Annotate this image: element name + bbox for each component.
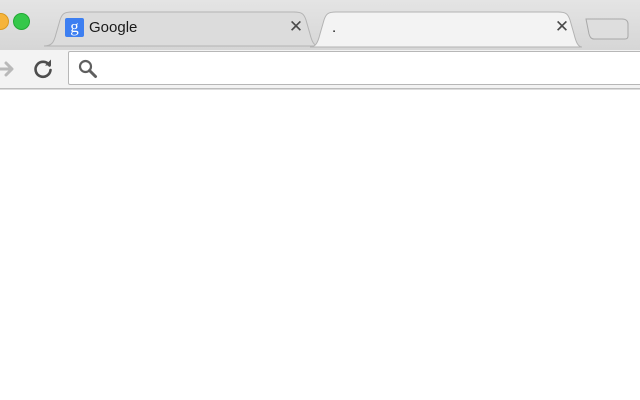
close-tab-icon[interactable]: ✕ (287, 17, 305, 37)
google-g-icon: g (65, 18, 84, 37)
search-icon (78, 59, 97, 78)
close-tab-icon[interactable]: ✕ (553, 17, 571, 37)
maximize-window-button[interactable] (13, 13, 30, 30)
tab-background (43, 11, 320, 47)
address-input[interactable] (105, 58, 625, 78)
minimize-window-button[interactable] (0, 13, 9, 30)
tab-google[interactable]: g Google ✕ (43, 11, 320, 47)
forward-arrow-icon[interactable] (0, 57, 18, 81)
address-bar[interactable] (68, 51, 640, 85)
browser-window: g Google ✕ . ✕ (0, 0, 640, 400)
tab-title: Google (89, 19, 138, 36)
tab-title: . (332, 19, 337, 36)
tab-strip: g Google ✕ . ✕ (0, 0, 640, 50)
tab-background (309, 11, 583, 48)
page-content (0, 90, 640, 400)
new-tab-button[interactable] (584, 18, 630, 40)
reload-icon[interactable] (31, 57, 55, 81)
tab-active[interactable]: . ✕ (309, 11, 583, 48)
toolbar (0, 50, 640, 89)
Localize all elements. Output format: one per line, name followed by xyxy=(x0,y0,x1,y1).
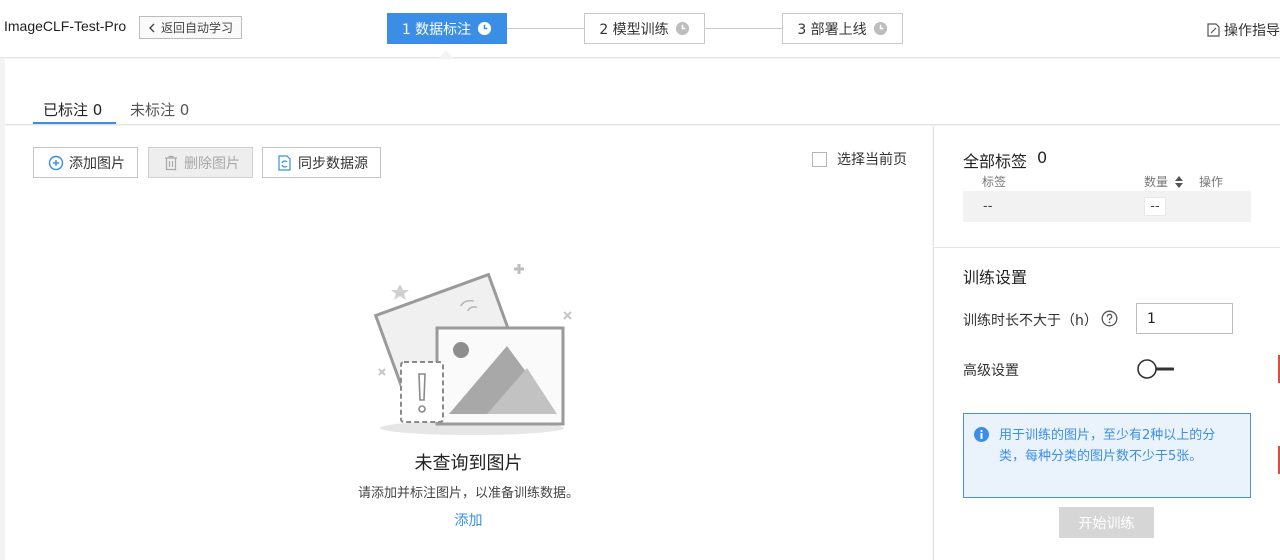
step-label: 1 数据标注 xyxy=(401,21,472,38)
step-data-labeling[interactable]: 1 数据标注 xyxy=(387,13,507,44)
label-column-header: 标签 xyxy=(982,175,1007,189)
empty-images-illustration xyxy=(373,264,572,435)
step-label: 2 模型训练 xyxy=(599,21,669,38)
labels-and-training-panel: 全部标签 0 标签 数量 操作 -- -- 训练设置 训练时长不大于（h） 高级… xyxy=(933,126,1280,560)
training-settings-title: 训练设置 xyxy=(963,268,1028,287)
sort-icon[interactable] xyxy=(1174,176,1183,188)
training-requirements-notice: 用于训练的图片，至少有2种以上的分类，每种分类的图片数不少于5张。 xyxy=(963,413,1251,498)
app-title: ImageCLF-Test-Pro xyxy=(4,18,127,34)
step-deploy[interactable]: 3 部署上线 xyxy=(782,13,903,44)
select-page-checkbox[interactable] xyxy=(812,151,827,167)
step-label: 3 部署上线 xyxy=(797,21,867,38)
label-name-cell: -- xyxy=(983,199,993,214)
operation-guide-link[interactable]: 操作指导 xyxy=(1207,20,1280,40)
section-divider xyxy=(934,247,1280,248)
add-image-label: 添加图片 xyxy=(69,155,125,172)
clock-icon xyxy=(873,21,887,36)
help-icon[interactable] xyxy=(1101,310,1118,327)
notice-text: 用于训练的图片，至少有2种以上的分类，每种分类的图片数不少于5张。 xyxy=(999,428,1216,464)
back-button-label: 返回自动学习 xyxy=(161,21,234,35)
label-count-cell: -- xyxy=(1144,197,1166,216)
active-tab-indicator xyxy=(33,122,116,124)
add-link-label: 添加 xyxy=(454,513,483,529)
empty-state-subtitle: 请添加并标注图片，以准备训练数据。 xyxy=(357,486,579,501)
sync-doc-icon xyxy=(278,154,291,171)
start-training-label: 开始训练 xyxy=(1078,515,1135,532)
delete-image-label: 删除图片 xyxy=(184,155,240,172)
chevron-left-icon xyxy=(149,23,155,32)
step-model-training[interactable]: 2 模型训练 xyxy=(584,13,705,44)
training-duration-label: 训练时长不大于（h） xyxy=(963,313,1098,329)
all-labels-header: 全部标签 0 xyxy=(963,148,1047,172)
edit-doc-icon xyxy=(1207,23,1220,37)
delete-image-button[interactable]: 删除图片 xyxy=(148,147,253,178)
sync-datasource-button[interactable]: 同步数据源 xyxy=(262,147,381,178)
clock-icon xyxy=(675,21,689,36)
label-status-tabs: 已标注 0 未标注 0 xyxy=(5,59,1280,125)
training-duration-input[interactable] xyxy=(1136,303,1233,334)
add-image-button[interactable]: 添加图片 xyxy=(33,147,138,178)
clock-icon xyxy=(478,21,492,36)
tab-unlabeled[interactable]: 未标注 0 xyxy=(130,99,189,120)
count-column-header[interactable]: 数量 xyxy=(1144,173,1183,190)
all-labels-title: 全部标签 xyxy=(963,152,1028,171)
active-step-caret xyxy=(438,50,454,59)
advanced-settings-toggle[interactable] xyxy=(1136,358,1174,380)
action-column-header: 操作 xyxy=(1199,175,1224,189)
start-training-button[interactable]: 开始训练 xyxy=(1059,507,1154,538)
top-bar: ImageCLF-Test-Pro 返回自动学习 1 数据标注 2 模型训练 3… xyxy=(0,0,1280,58)
count-column-label: 数量 xyxy=(1144,175,1169,189)
empty-state-add-link[interactable]: 添加 xyxy=(5,510,932,530)
plus-circle-icon xyxy=(48,155,64,170)
step-connector xyxy=(507,28,584,29)
empty-state-title: 未查询到图片 xyxy=(414,453,523,474)
all-labels-count: 0 xyxy=(1037,148,1048,167)
step-connector xyxy=(705,28,782,29)
guide-label: 操作指导 xyxy=(1224,23,1280,39)
advanced-settings-label: 高级设置 xyxy=(963,363,1019,379)
sync-datasource-label: 同步数据源 xyxy=(298,155,368,172)
label-row: -- -- xyxy=(963,191,1251,222)
tab-labeled[interactable]: 已标注 0 xyxy=(43,99,102,120)
back-to-automl-button[interactable]: 返回自动学习 xyxy=(139,16,242,39)
info-icon xyxy=(974,427,989,442)
select-current-page[interactable]: 选择当前页 xyxy=(812,149,907,169)
image-list-panel: 添加图片 删除图片 同步数据源 选择当前页 未查询到图片 请添加并标注图片，以准… xyxy=(5,126,932,560)
trash-icon xyxy=(165,155,177,170)
select-page-label: 选择当前页 xyxy=(837,152,907,168)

▶ **Task description**
Collect every line of the material above that contains the string "训练时长不大于".

▶ **Result for this task**
labels-and-training-panel: 全部标签 0 标签 数量 操作 -- -- 训练设置 训练时长不大于（h） 高级… xyxy=(933,126,1280,560)
training-duration-label: 训练时长不大于（h） xyxy=(963,313,1098,329)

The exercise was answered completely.